- REQUIREMENT
Give the data a second time, exactly and in full.

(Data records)
[Begin]
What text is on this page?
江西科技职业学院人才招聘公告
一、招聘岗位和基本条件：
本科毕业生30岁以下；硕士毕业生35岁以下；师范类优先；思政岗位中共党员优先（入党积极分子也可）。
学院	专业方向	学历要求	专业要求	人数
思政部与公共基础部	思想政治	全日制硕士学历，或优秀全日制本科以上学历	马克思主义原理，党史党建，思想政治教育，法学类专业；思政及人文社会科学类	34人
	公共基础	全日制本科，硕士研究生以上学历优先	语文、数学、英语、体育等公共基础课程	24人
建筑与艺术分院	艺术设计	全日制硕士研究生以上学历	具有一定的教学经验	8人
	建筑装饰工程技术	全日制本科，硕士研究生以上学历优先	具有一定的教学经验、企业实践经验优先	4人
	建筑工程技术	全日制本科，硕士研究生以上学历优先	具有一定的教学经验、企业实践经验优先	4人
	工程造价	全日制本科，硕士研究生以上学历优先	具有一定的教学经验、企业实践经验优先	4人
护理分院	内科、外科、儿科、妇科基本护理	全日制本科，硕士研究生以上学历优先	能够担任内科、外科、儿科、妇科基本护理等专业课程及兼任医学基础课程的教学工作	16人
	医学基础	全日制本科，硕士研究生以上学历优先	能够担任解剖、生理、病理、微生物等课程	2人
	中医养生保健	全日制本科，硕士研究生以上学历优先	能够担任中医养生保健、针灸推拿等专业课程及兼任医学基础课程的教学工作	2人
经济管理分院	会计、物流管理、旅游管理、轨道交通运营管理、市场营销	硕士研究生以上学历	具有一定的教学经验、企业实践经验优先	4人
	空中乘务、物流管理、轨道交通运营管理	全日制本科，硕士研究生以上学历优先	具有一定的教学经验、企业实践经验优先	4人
[End]
- RESULT BELOW
What text is on this page?
江西科技职业学院人才招聘公告
一、招聘岗位和基本条件：
本科毕业生30岁以下；硕士毕业生35岁以下；师范类优先；思政岗位中共党员优先（入党积极分子也可）。
学院	专业方向	学历要求	专业要求	人数
思政部与公共基础部	思想政治	全日制硕士学历，或优秀全日制本科以上学历	马克思主义原理，党史党建，思想政治教育，法学类专业；思政及人文社会科学类	34人
	公共基础	全日制本科，硕士研究生以上学历优先	语文、数学、英语、体育等公共基础课程	24人
建筑与艺术分院	艺术设计	全日制硕士研究生以上学历	具有一定的教学经验	8人
	建筑装饰工程技术	全日制本科，硕士研究生以上学历优先	具有一定的教学经验、企业实践经验优先	4人
	建筑工程技术	全日制本科，硕士研究生以上学历优先	具有一定的教学经验、企业实践经验优先	4人
	工程造价	全日制本科，硕士研究生以上学历优先	具有一定的教学经验、企业实践经验优先	4人
护理分院	内科、外科、儿科、妇科基本护理	全日制本科，硕士研究生以上学历优先	能够担任内科、外科、儿科、妇科基本护理等专业课程及兼任医学基础课程的教学工作	16人
	医学基础	全日制本科，硕士研究生以上学历优先	能够担任解剖、生理、病理、微生物等课程	2人
	中医养生保健	全日制本科，硕士研究生以上学历优先	能够担任中医养生保健、针灸推拿等专业课程及兼任医学基础课程的教学工作	2人
经济管理分院	会计、物流管理、旅游管理、轨道交通运营管理、市场营销	硕士研究生以上学历	具有一定的教学经验、企业实践经验优先	4人
	空中乘务、物流管理、轨道交通运营管理	全日制本科，硕士研究生以上学历优先	具有一定的教学经验、企业实践经验优先	4人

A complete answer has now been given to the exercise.